-- begin Input records --

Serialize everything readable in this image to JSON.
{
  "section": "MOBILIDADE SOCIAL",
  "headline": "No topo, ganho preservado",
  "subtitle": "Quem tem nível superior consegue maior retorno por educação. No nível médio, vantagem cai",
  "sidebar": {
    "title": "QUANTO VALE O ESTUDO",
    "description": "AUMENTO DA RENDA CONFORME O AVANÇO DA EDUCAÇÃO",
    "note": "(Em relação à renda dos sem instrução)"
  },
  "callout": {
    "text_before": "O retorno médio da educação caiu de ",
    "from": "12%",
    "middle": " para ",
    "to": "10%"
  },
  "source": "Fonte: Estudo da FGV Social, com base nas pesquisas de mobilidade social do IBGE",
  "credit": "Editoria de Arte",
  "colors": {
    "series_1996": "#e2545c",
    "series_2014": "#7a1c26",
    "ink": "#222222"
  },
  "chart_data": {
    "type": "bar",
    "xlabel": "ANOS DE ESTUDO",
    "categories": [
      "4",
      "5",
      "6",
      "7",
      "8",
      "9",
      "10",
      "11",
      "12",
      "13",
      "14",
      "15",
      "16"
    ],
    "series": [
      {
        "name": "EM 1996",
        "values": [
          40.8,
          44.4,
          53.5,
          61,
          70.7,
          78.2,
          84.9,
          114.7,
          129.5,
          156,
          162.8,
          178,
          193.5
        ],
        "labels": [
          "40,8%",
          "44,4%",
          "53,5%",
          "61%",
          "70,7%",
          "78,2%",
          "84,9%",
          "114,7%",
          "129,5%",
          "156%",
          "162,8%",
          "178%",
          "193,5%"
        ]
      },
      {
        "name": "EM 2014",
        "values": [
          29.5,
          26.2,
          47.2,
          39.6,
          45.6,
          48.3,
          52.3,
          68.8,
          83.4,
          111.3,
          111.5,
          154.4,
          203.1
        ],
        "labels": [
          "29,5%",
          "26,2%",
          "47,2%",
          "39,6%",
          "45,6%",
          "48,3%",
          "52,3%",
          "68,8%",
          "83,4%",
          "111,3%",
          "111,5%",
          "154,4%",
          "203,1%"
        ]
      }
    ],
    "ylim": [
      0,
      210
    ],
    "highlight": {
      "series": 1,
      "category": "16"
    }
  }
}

-- end Input records --

Short exercise —
Repeat every record exactly as written, please.

Written response —
Serialize everything readable in this image to JSON.
{
  "section": "MOBILIDADE SOCIAL",
  "headline": "No topo, ganho preservado",
  "subtitle": "Quem tem nível superior consegue maior retorno por educação. No nível médio, vantagem cai",
  "sidebar": {
    "title": "QUANTO VALE O ESTUDO",
    "description": "AUMENTO DA RENDA CONFORME O AVANÇO DA EDUCAÇÃO",
    "note": "(Em relação à renda dos sem instrução)"
  },
  "callout": {
    "text_before": "O retorno médio da educação caiu de ",
    "from": "12%",
    "middle": " para ",
    "to": "10%"
  },
  "source": "Fonte: Estudo da FGV Social, com base nas pesquisas de mobilidade social do IBGE",
  "credit": "Editoria de Arte",
  "colors": {
    "series_1996": "#e2545c",
    "series_2014": "#7a1c26",
    "ink": "#222222"
  },
  "chart_data": {
    "type": "bar",
    "xlabel": "ANOS DE ESTUDO",
    "categories": [
      "4",
      "5",
      "6",
      "7",
      "8",
      "9",
      "10",
      "11",
      "12",
      "13",
      "14",
      "15",
      "16"
    ],
    "series": [
      {
        "name": "EM 1996",
        "values": [
          40.8,
          44.4,
          53.5,
          61,
          70.7,
          78.2,
          84.9,
          114.7,
          129.5,
          156,
          162.8,
          178,
          193.5
        ],
        "labels": [
          "40,8%",
          "44,4%",
          "53,5%",
          "61%",
          "70,7%",
          "78,2%",
          "84,9%",
          "114,7%",
          "129,5%",
          "156%",
          "162,8%",
          "178%",
          "193,5%"
        ]
      },
      {
        "name": "EM 2014",
        "values": [
          29.5,
          26.2,
          47.2,
          39.6,
          45.6,
          48.3,
          52.3,
          68.8,
          83.4,
          111.3,
          111.5,
          154.4,
          203.1
        ],
        "labels": [
          "29,5%",
          "26,2%",
          "47,2%",
          "39,6%",
          "45,6%",
          "48,3%",
          "52,3%",
          "68,8%",
          "83,4%",
          "111,3%",
          "111,5%",
          "154,4%",
          "203,1%"
        ]
      }
    ],
    "ylim": [
      0,
      210
    ],
    "highlight": {
      "series": 1,
      "category": "16"
    }
  }
}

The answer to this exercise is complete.